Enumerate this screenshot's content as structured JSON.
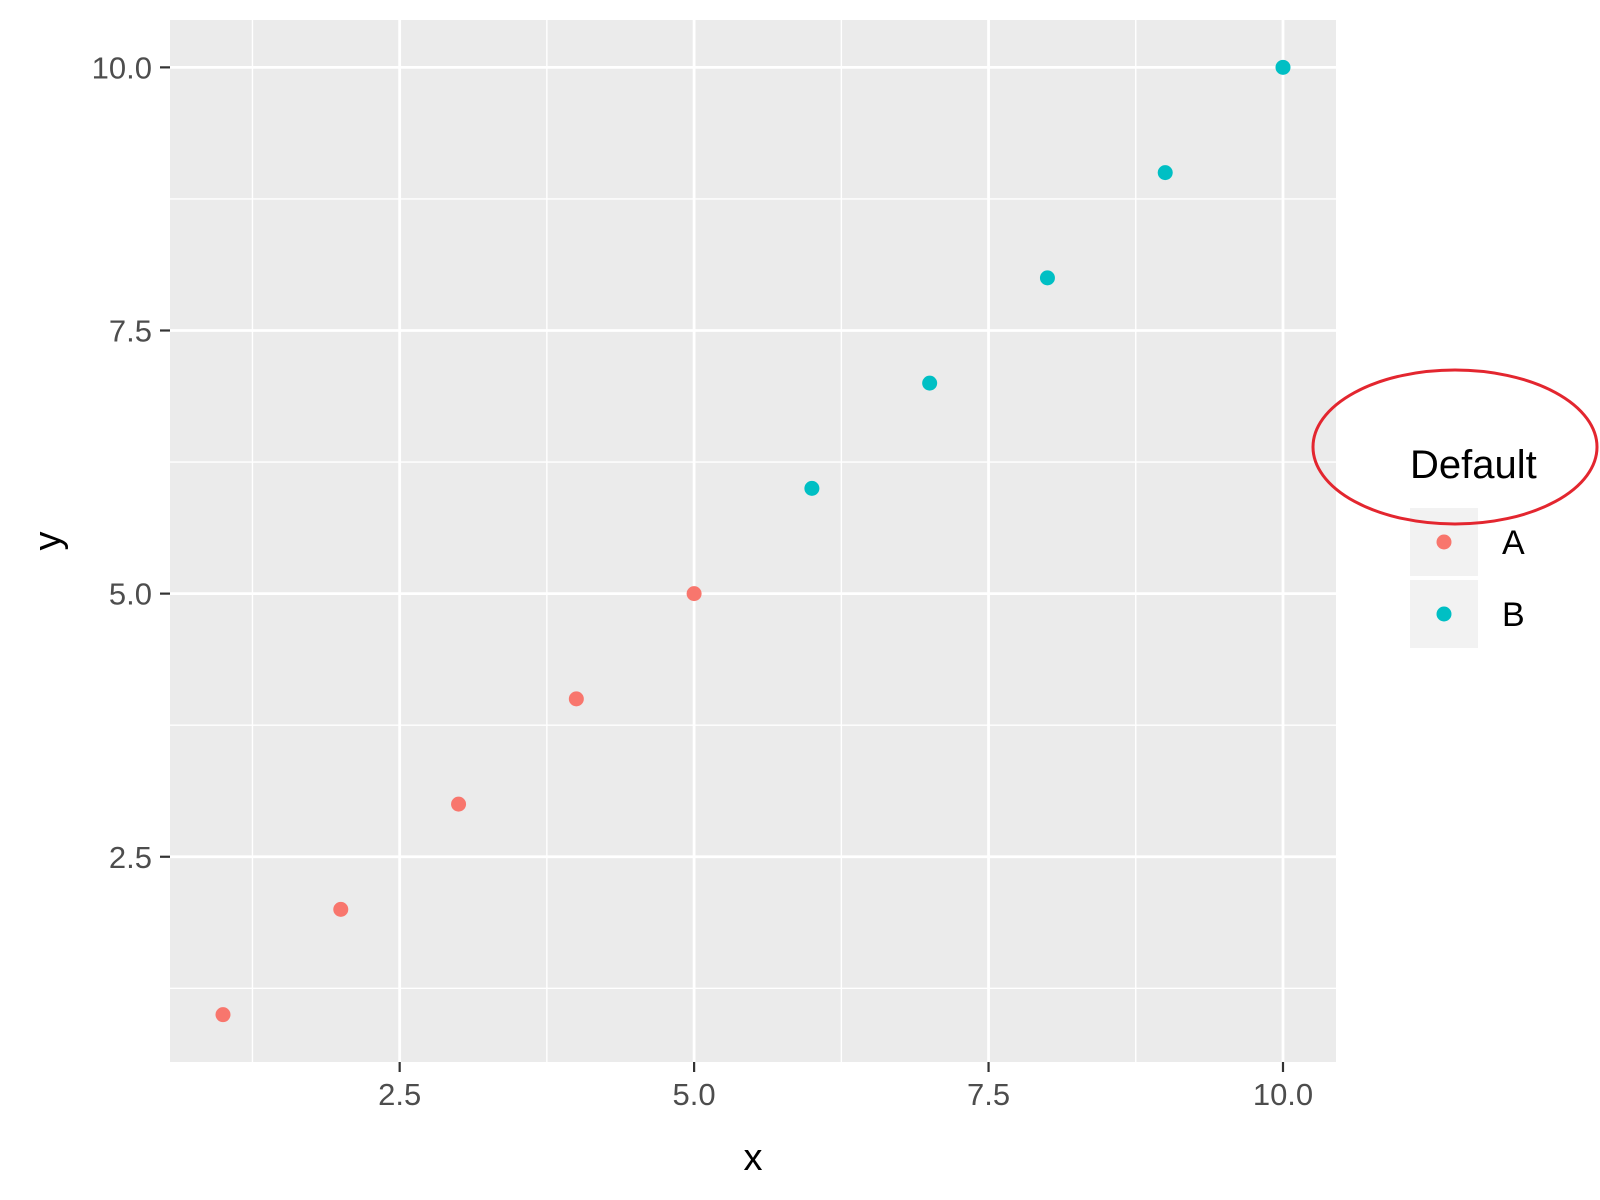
{
  "chart_data": {
    "type": "scatter",
    "xlabel": "x",
    "ylabel": "y",
    "xlim": [
      0.55,
      10.45
    ],
    "ylim": [
      0.55,
      10.45
    ],
    "x_ticks": [
      2.5,
      5.0,
      7.5,
      10.0
    ],
    "x_tick_labels": [
      "2.5",
      "5.0",
      "7.5",
      "10.0"
    ],
    "y_ticks": [
      2.5,
      5.0,
      7.5,
      10.0
    ],
    "y_tick_labels": [
      "2.5",
      "5.0",
      "7.5",
      "10.0"
    ],
    "grid": true,
    "panel_background": "#ebebeb",
    "legend": {
      "title": "Default",
      "placement": "right",
      "entries": [
        {
          "label": "A",
          "color": "#f8766d"
        },
        {
          "label": "B",
          "color": "#00bfc4"
        }
      ]
    },
    "annotation": {
      "shape": "ellipse",
      "target": "legend-title",
      "color": "#e3262f"
    },
    "series": [
      {
        "group": "A",
        "color": "#f8766d",
        "x": [
          1,
          2,
          3,
          4,
          5
        ],
        "y": [
          1,
          2,
          3,
          4,
          5
        ]
      },
      {
        "group": "B",
        "color": "#00bfc4",
        "x": [
          6,
          7,
          8,
          9,
          10
        ],
        "y": [
          6,
          7,
          8,
          9,
          10
        ]
      }
    ]
  }
}
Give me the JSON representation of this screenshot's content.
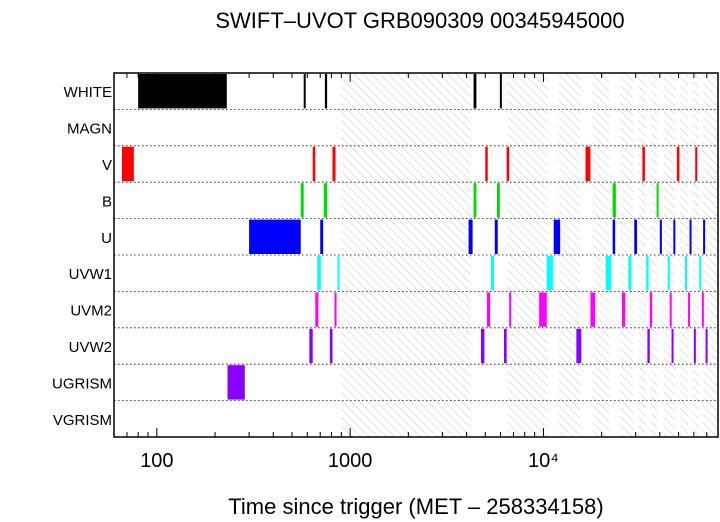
{
  "chart_data": {
    "type": "timeline",
    "title": "SWIFT–UVOT GRB090309 00345945000",
    "xlabel": "Time since trigger (MET – 258334158)",
    "ylabel": "",
    "xscale": "log",
    "xlim": [
      60,
      80000
    ],
    "xticks": [
      {
        "value": 100,
        "label": "100"
      },
      {
        "value": 1000,
        "label": "1000"
      },
      {
        "value": 10000,
        "label": "10⁴"
      }
    ],
    "grid": "dotted horizontal lines between filter rows",
    "occultation_hatch_intervals": [
      [
        900,
        1200
      ],
      [
        1200,
        4200
      ],
      [
        6500,
        10500
      ],
      [
        12000,
        15500
      ],
      [
        18000,
        22000
      ],
      [
        25000,
        29000
      ],
      [
        31000,
        34000
      ],
      [
        36000,
        39000
      ],
      [
        42000,
        48000
      ],
      [
        51000,
        56000
      ],
      [
        59000,
        64000
      ],
      [
        67000,
        80000
      ]
    ],
    "filters": [
      {
        "name": "WHITE",
        "color": "#000000",
        "exposures": [
          [
            80,
            230
          ],
          [
            575,
            585
          ],
          [
            740,
            760
          ],
          [
            4350,
            4500
          ],
          [
            5950,
            6050
          ]
        ]
      },
      {
        "name": "MAGN",
        "color": "#000000",
        "exposures": []
      },
      {
        "name": "V",
        "color": "#ff0000",
        "exposures": [
          [
            66,
            76
          ],
          [
            640,
            660
          ],
          [
            810,
            840
          ],
          [
            5000,
            5150
          ],
          [
            6450,
            6650
          ],
          [
            16500,
            17500
          ],
          [
            32500,
            33500
          ],
          [
            49000,
            50500
          ],
          [
            61000,
            62000
          ]
        ]
      },
      {
        "name": "B",
        "color": "#00dd00",
        "exposures": [
          [
            555,
            575
          ],
          [
            730,
            760
          ],
          [
            4350,
            4500
          ],
          [
            5750,
            5950
          ],
          [
            22800,
            23700
          ],
          [
            38500,
            39300
          ]
        ]
      },
      {
        "name": "U",
        "color": "#0000ff",
        "exposures": [
          [
            300,
            555
          ],
          [
            700,
            725
          ],
          [
            4100,
            4300
          ],
          [
            5600,
            5800
          ],
          [
            11300,
            12200
          ],
          [
            22800,
            23500
          ],
          [
            29500,
            30500
          ],
          [
            40000,
            41000
          ],
          [
            47000,
            48000
          ],
          [
            57000,
            58000
          ],
          [
            67000,
            68000
          ]
        ]
      },
      {
        "name": "UVW1",
        "color": "#00ffff",
        "exposures": [
          [
            675,
            705
          ],
          [
            860,
            880
          ],
          [
            5350,
            5550
          ],
          [
            10400,
            11200
          ],
          [
            21000,
            22400
          ],
          [
            27500,
            28500
          ],
          [
            34000,
            35000
          ],
          [
            44000,
            45000
          ],
          [
            54000,
            55000
          ],
          [
            64000,
            65000
          ]
        ]
      },
      {
        "name": "UVM2",
        "color": "#ff00ff",
        "exposures": [
          [
            660,
            685
          ],
          [
            830,
            850
          ],
          [
            5100,
            5300
          ],
          [
            6650,
            6750
          ],
          [
            9500,
            10400
          ],
          [
            17500,
            18500
          ],
          [
            25500,
            26500
          ],
          [
            35500,
            36500
          ],
          [
            45000,
            46000
          ],
          [
            56000,
            57000
          ],
          [
            66000,
            67000
          ]
        ]
      },
      {
        "name": "UVW2",
        "color": "#8800ff",
        "exposures": [
          [
            615,
            640
          ],
          [
            785,
            810
          ],
          [
            4750,
            4950
          ],
          [
            6250,
            6450
          ],
          [
            14800,
            15700
          ],
          [
            34500,
            35500
          ],
          [
            46000,
            47000
          ],
          [
            60000,
            61000
          ],
          [
            69000,
            70000
          ]
        ]
      },
      {
        "name": "UGRISM",
        "color": "#8800ff",
        "exposures": [
          [
            232,
            285
          ]
        ]
      },
      {
        "name": "VGRISM",
        "color": "#000000",
        "exposures": []
      }
    ]
  }
}
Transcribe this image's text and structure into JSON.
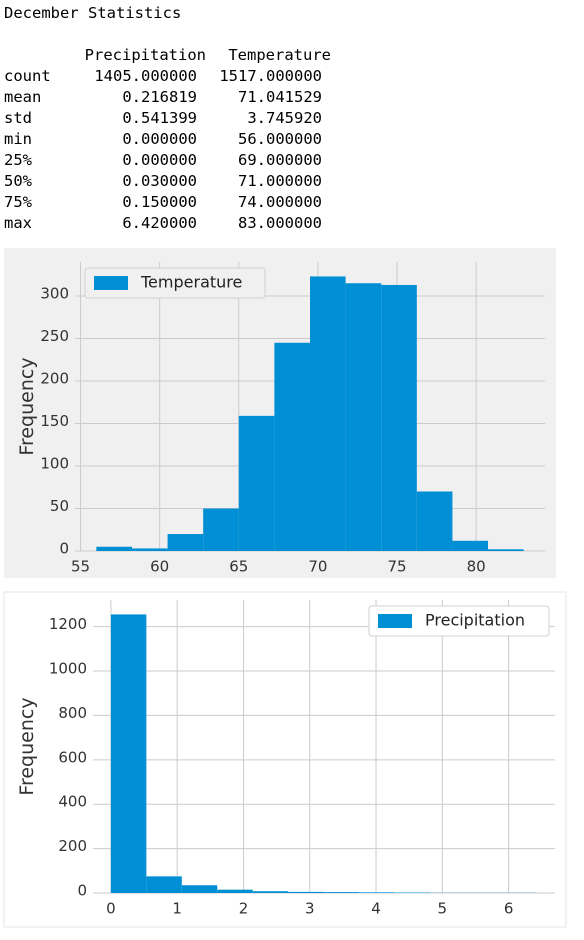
{
  "header": {
    "title": "December Statistics"
  },
  "table": {
    "columns": [
      "Precipitation",
      "Temperature"
    ],
    "rows": [
      {
        "label": "count",
        "cells": [
          "1405.000000",
          "1517.000000"
        ]
      },
      {
        "label": "mean",
        "cells": [
          "0.216819",
          "71.041529"
        ]
      },
      {
        "label": "std",
        "cells": [
          "0.541399",
          "3.745920"
        ]
      },
      {
        "label": "min",
        "cells": [
          "0.000000",
          "56.000000"
        ]
      },
      {
        "label": "25%",
        "cells": [
          "0.000000",
          "69.000000"
        ]
      },
      {
        "label": "50%",
        "cells": [
          "0.030000",
          "71.000000"
        ]
      },
      {
        "label": "75%",
        "cells": [
          "0.150000",
          "74.000000"
        ]
      },
      {
        "label": "max",
        "cells": [
          "6.420000",
          "83.000000"
        ]
      }
    ]
  },
  "chart_data": [
    {
      "type": "histogram",
      "ylabel": "Frequency",
      "bins": [
        56,
        58.25,
        60.5,
        62.75,
        65,
        67.25,
        69.5,
        71.75,
        74,
        76.25,
        78.5,
        80.75,
        83
      ],
      "series": [
        {
          "name": "Temperature",
          "color": "#008fd5",
          "values": [
            5,
            3,
            20,
            50,
            159,
            245,
            323,
            315,
            313,
            70,
            12,
            2
          ]
        }
      ],
      "xlim": [
        54.65,
        84.35
      ],
      "xticks": [
        55,
        60,
        65,
        70,
        75,
        80
      ],
      "ylim": [
        0,
        340
      ],
      "yticks": [
        0,
        50,
        100,
        150,
        200,
        250,
        300
      ],
      "grid": true,
      "legend": "upper left",
      "background": "#f0f0f0"
    },
    {
      "type": "histogram",
      "ylabel": "Frequency",
      "bins": [
        0,
        0.535,
        1.07,
        1.605,
        2.14,
        2.675,
        3.21,
        3.745,
        4.28,
        4.815,
        5.35,
        5.885,
        6.42
      ],
      "series": [
        {
          "name": "Precipitation",
          "color": "#008fd5",
          "values": [
            1255,
            75,
            35,
            15,
            8,
            5,
            4,
            3,
            2,
            1,
            1,
            1
          ]
        }
      ],
      "xlim": [
        -0.27,
        6.7
      ],
      "xticks": [
        0,
        1,
        2,
        3,
        4,
        5,
        6
      ],
      "ylim": [
        0,
        1320
      ],
      "yticks": [
        0,
        200,
        400,
        600,
        800,
        1000,
        1200
      ],
      "grid": true,
      "legend": "upper right",
      "background": "#ffffff"
    }
  ]
}
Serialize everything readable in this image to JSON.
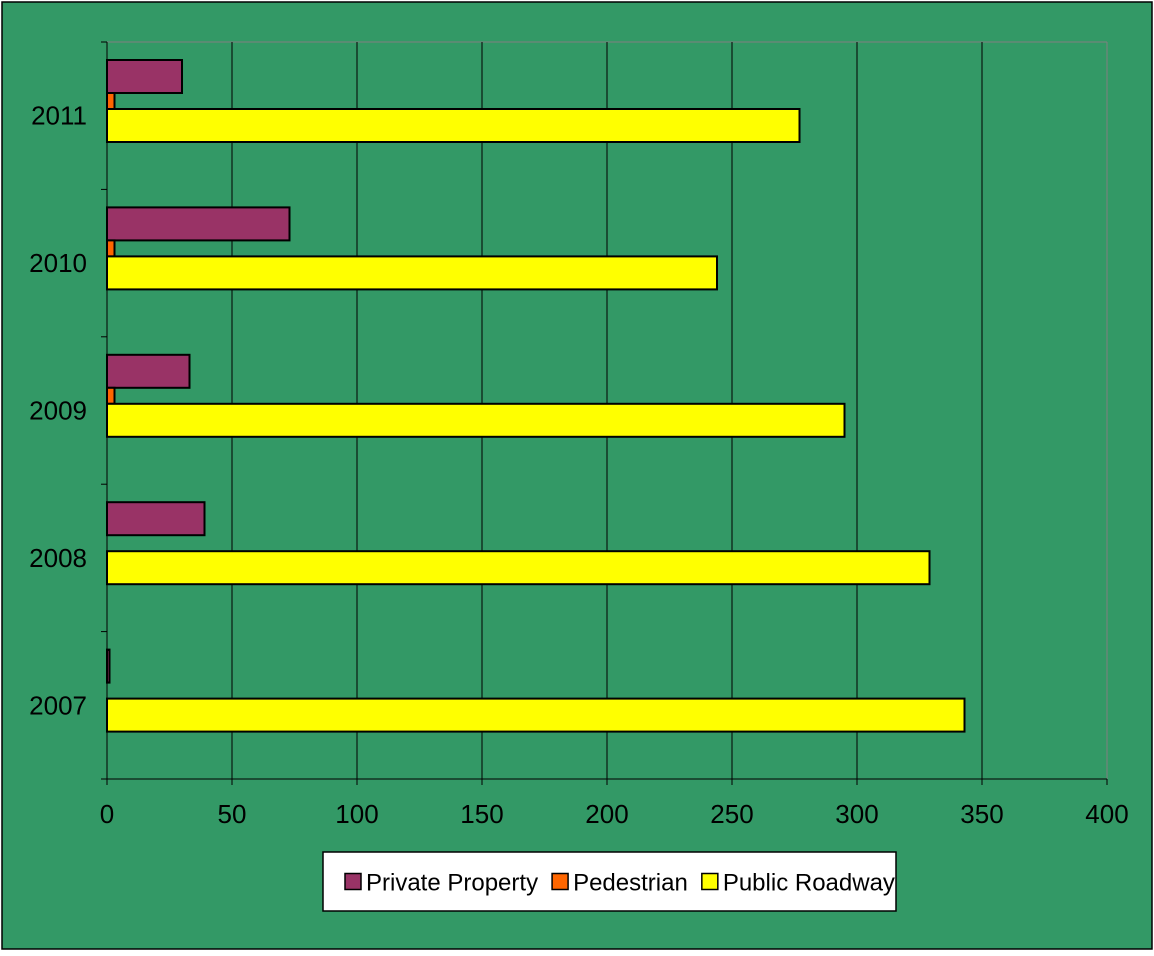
{
  "chart_data": {
    "type": "bar",
    "orientation": "horizontal",
    "categories": [
      "2007",
      "2008",
      "2009",
      "2010",
      "2011"
    ],
    "series": [
      {
        "name": "Private Property",
        "color": "#993366",
        "values": [
          1,
          39,
          33,
          73,
          30
        ]
      },
      {
        "name": "Pedestrian",
        "color": "#FF6600",
        "values": [
          0,
          0,
          3,
          3,
          3
        ]
      },
      {
        "name": "Public Roadway",
        "color": "#FFFF00",
        "values": [
          343,
          329,
          295,
          244,
          277
        ]
      }
    ],
    "xlim": [
      0,
      400
    ],
    "xticks": [
      0,
      50,
      100,
      150,
      200,
      250,
      300,
      350,
      400
    ],
    "grid": true,
    "legend_position": "bottom",
    "background_color": "#339966",
    "title": "",
    "xlabel": "",
    "ylabel": ""
  }
}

━━━━━━━━━━━━━━━━━━━━

From the data above, pick out each line containing "title" and copy it.

      "title": "Default",
      "target": "legend-title",
    "title": "SWIFT–UVOT GRB090309 00345945000",
    "title": "December Statistics"
    "title": "",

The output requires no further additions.